What is required - Using the listing below, select the lines with the word "name" and copy them.

○ ○ ○

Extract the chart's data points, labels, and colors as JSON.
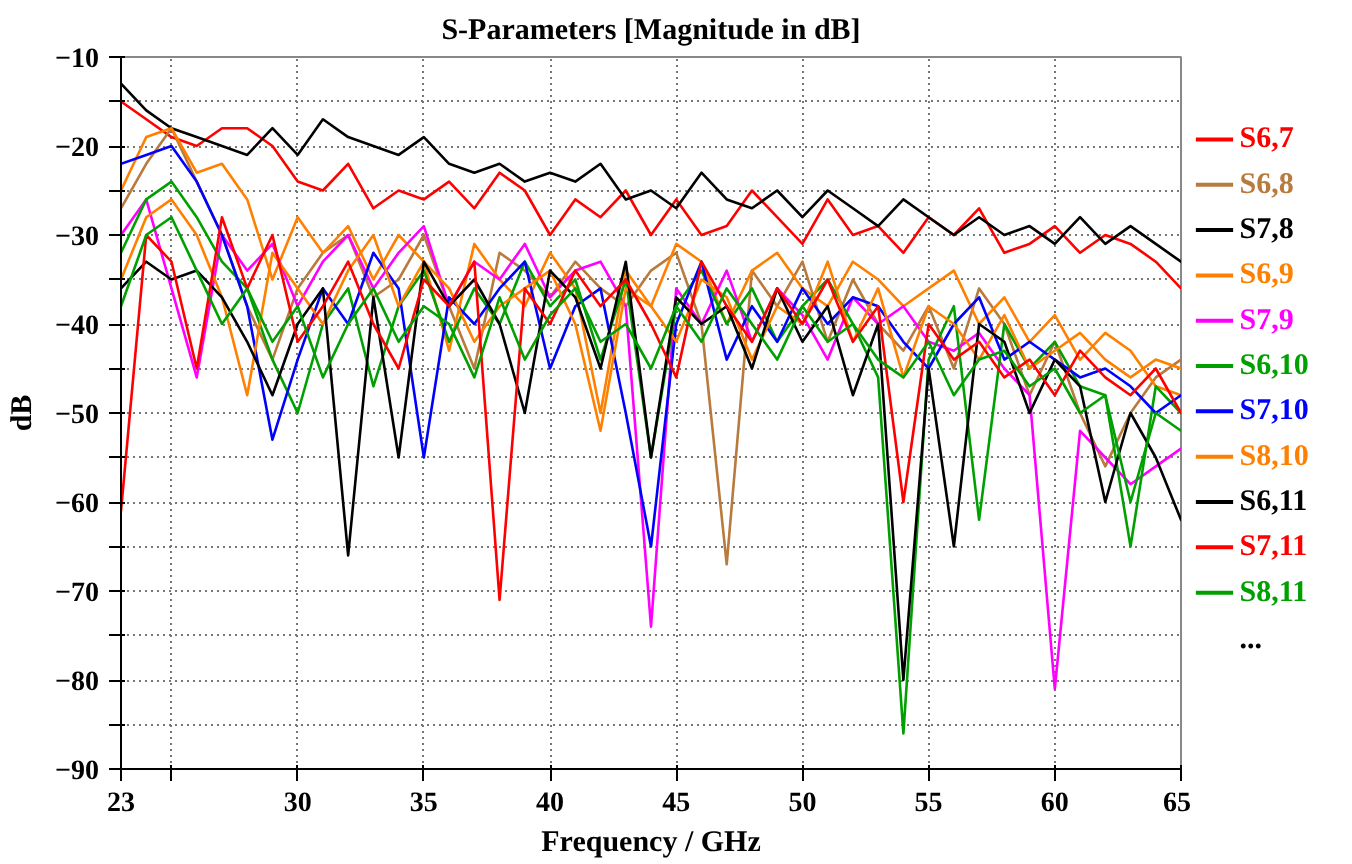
{
  "chart_data": {
    "type": "line",
    "title": "S-Parameters [Magnitude in dB]",
    "xlabel": "Frequency / GHz",
    "ylabel": "dB",
    "x": [
      23,
      24,
      25,
      26,
      27,
      28,
      29,
      30,
      31,
      32,
      33,
      34,
      35,
      36,
      37,
      38,
      39,
      40,
      41,
      42,
      43,
      44,
      45,
      46,
      47,
      48,
      49,
      50,
      51,
      52,
      53,
      54,
      55,
      56,
      57,
      58,
      59,
      60,
      61,
      62,
      63,
      64,
      65
    ],
    "xlim": [
      23,
      65
    ],
    "ylim": [
      -90,
      -10
    ],
    "xticks": [
      23,
      {
        "value": 25,
        "label": null
      },
      30,
      35,
      40,
      45,
      50,
      55,
      60,
      65
    ],
    "yticks": [
      -90,
      {
        "value": -85,
        "label": null
      },
      -80,
      {
        "value": -75,
        "label": null
      },
      -70,
      {
        "value": -65,
        "label": null
      },
      -60,
      {
        "value": -55,
        "label": null
      },
      -50,
      {
        "value": -45,
        "label": null
      },
      -40,
      {
        "value": -35,
        "label": null
      },
      -30,
      {
        "value": -25,
        "label": null
      },
      -20,
      {
        "value": -15,
        "label": null
      },
      -10
    ],
    "grid": true,
    "legend": "right",
    "line_style": "solid",
    "marker": "none",
    "annotations": [
      "..."
    ],
    "series": [
      {
        "name": "S6,7",
        "color": "#ff0000",
        "values": [
          -15,
          -17,
          -19,
          -20,
          -18,
          -18,
          -20,
          -24,
          -25,
          -22,
          -27,
          -25,
          -26,
          -24,
          -27,
          -23,
          -25,
          -30,
          -26,
          -28,
          -25,
          -30,
          -26,
          -30,
          -29,
          -25,
          -28,
          -31,
          -26,
          -30,
          -29,
          -32,
          -28,
          -30,
          -27,
          -32,
          -31,
          -29,
          -32,
          -30,
          -31,
          -33,
          -36
        ]
      },
      {
        "name": "S6,8",
        "color": "#b97a3e",
        "values": [
          -27,
          -22,
          -18,
          -24,
          -30,
          -38,
          -44,
          -36,
          -32,
          -30,
          -37,
          -35,
          -30,
          -38,
          -45,
          -32,
          -34,
          -37,
          -33,
          -36,
          -38,
          -34,
          -32,
          -40,
          -67,
          -34,
          -38,
          -33,
          -42,
          -35,
          -40,
          -43,
          -38,
          -45,
          -36,
          -40,
          -48,
          -42,
          -50,
          -56,
          -50,
          -46,
          -44
        ]
      },
      {
        "name": "S7,8",
        "color": "#000000",
        "values": [
          -13,
          -16,
          -18,
          -19,
          -20,
          -21,
          -18,
          -21,
          -17,
          -19,
          -20,
          -21,
          -19,
          -22,
          -23,
          -22,
          -24,
          -23,
          -24,
          -22,
          -26,
          -25,
          -27,
          -23,
          -26,
          -27,
          -25,
          -28,
          -25,
          -27,
          -29,
          -26,
          -28,
          -30,
          -28,
          -30,
          -29,
          -31,
          -28,
          -31,
          -29,
          -31,
          -33
        ]
      },
      {
        "name": "S6,9",
        "color": "#ff8000",
        "values": [
          -25,
          -19,
          -18,
          -23,
          -22,
          -26,
          -35,
          -28,
          -32,
          -29,
          -35,
          -30,
          -33,
          -43,
          -31,
          -35,
          -38,
          -32,
          -36,
          -50,
          -34,
          -38,
          -31,
          -33,
          -40,
          -34,
          -32,
          -36,
          -38,
          -33,
          -35,
          -38,
          -36,
          -34,
          -40,
          -37,
          -42,
          -39,
          -44,
          -41,
          -43,
          -47,
          -48
        ]
      },
      {
        "name": "S7,9",
        "color": "#ff00ff",
        "values": [
          -30,
          -26,
          -36,
          -46,
          -30,
          -34,
          -31,
          -38,
          -33,
          -30,
          -36,
          -32,
          -29,
          -38,
          -33,
          -35,
          -31,
          -37,
          -34,
          -33,
          -38,
          -74,
          -36,
          -40,
          -34,
          -42,
          -36,
          -39,
          -44,
          -37,
          -40,
          -38,
          -42,
          -43,
          -41,
          -45,
          -48,
          -81,
          -52,
          -55,
          -58,
          -56,
          -54
        ]
      },
      {
        "name": "S6,10",
        "color": "#00a000",
        "values": [
          -32,
          -26,
          -24,
          -28,
          -33,
          -36,
          -44,
          -50,
          -40,
          -36,
          -47,
          -38,
          -34,
          -42,
          -36,
          -40,
          -33,
          -38,
          -35,
          -44,
          -35,
          -55,
          -38,
          -34,
          -40,
          -36,
          -42,
          -38,
          -35,
          -40,
          -46,
          -86,
          -44,
          -38,
          -62,
          -40,
          -45,
          -42,
          -47,
          -48,
          -65,
          -47,
          -50
        ]
      },
      {
        "name": "S7,10",
        "color": "#0000ff",
        "values": [
          -22,
          -21,
          -20,
          -24,
          -30,
          -38,
          -53,
          -44,
          -36,
          -40,
          -32,
          -36,
          -55,
          -37,
          -40,
          -36,
          -33,
          -45,
          -38,
          -36,
          -50,
          -65,
          -40,
          -33,
          -44,
          -38,
          -42,
          -36,
          -40,
          -37,
          -38,
          -42,
          -45,
          -40,
          -37,
          -44,
          -42,
          -44,
          -46,
          -45,
          -47,
          -50,
          -48
        ]
      },
      {
        "name": "S8,10",
        "color": "#ff8000",
        "values": [
          -35,
          -28,
          -26,
          -30,
          -37,
          -48,
          -32,
          -36,
          -40,
          -34,
          -30,
          -38,
          -33,
          -36,
          -42,
          -38,
          -36,
          -34,
          -40,
          -52,
          -36,
          -38,
          -42,
          -35,
          -37,
          -44,
          -38,
          -40,
          -33,
          -42,
          -36,
          -46,
          -38,
          -40,
          -44,
          -39,
          -45,
          -43,
          -41,
          -44,
          -46,
          -44,
          -45
        ]
      },
      {
        "name": "S6,11",
        "color": "#000000",
        "values": [
          -36,
          -33,
          -35,
          -34,
          -37,
          -42,
          -48,
          -40,
          -36,
          -66,
          -37,
          -55,
          -33,
          -38,
          -35,
          -40,
          -50,
          -34,
          -37,
          -45,
          -33,
          -55,
          -37,
          -40,
          -38,
          -45,
          -36,
          -42,
          -38,
          -48,
          -40,
          -80,
          -45,
          -65,
          -40,
          -42,
          -50,
          -44,
          -47,
          -60,
          -50,
          -55,
          -62
        ]
      },
      {
        "name": "S7,11",
        "color": "#ff0000",
        "values": [
          -61,
          -30,
          -33,
          -45,
          -28,
          -36,
          -30,
          -42,
          -38,
          -33,
          -40,
          -45,
          -35,
          -38,
          -33,
          -71,
          -36,
          -40,
          -34,
          -38,
          -35,
          -40,
          -46,
          -33,
          -38,
          -42,
          -36,
          -40,
          -35,
          -42,
          -38,
          -60,
          -40,
          -44,
          -42,
          -46,
          -44,
          -48,
          -43,
          -46,
          -48,
          -45,
          -50
        ]
      },
      {
        "name": "S8,11",
        "color": "#00a000",
        "values": [
          -38,
          -30,
          -28,
          -34,
          -40,
          -36,
          -42,
          -38,
          -46,
          -40,
          -36,
          -42,
          -38,
          -40,
          -46,
          -37,
          -44,
          -39,
          -36,
          -42,
          -40,
          -45,
          -38,
          -42,
          -36,
          -40,
          -44,
          -38,
          -42,
          -40,
          -44,
          -46,
          -42,
          -48,
          -44,
          -43,
          -47,
          -45,
          -50,
          -48,
          -60,
          -50,
          -52
        ]
      }
    ]
  }
}
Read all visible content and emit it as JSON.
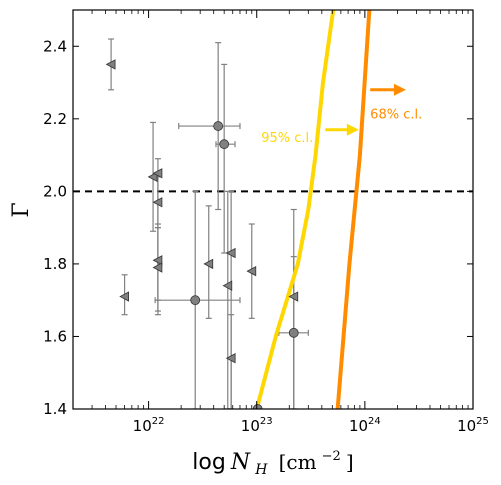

○ ○ ○

Finished answer -
        "name": "S6,7",
        "name": "S6,8",
        "name": "S7,8",
        "name": "S6,9",
        "name": "S7,9",
        "name": "S6,10",
        "name": "S7,10",
        "name": "S8,10",
        "name": "S6,11",
        "name": "S7,11",
        "name": "S8,11",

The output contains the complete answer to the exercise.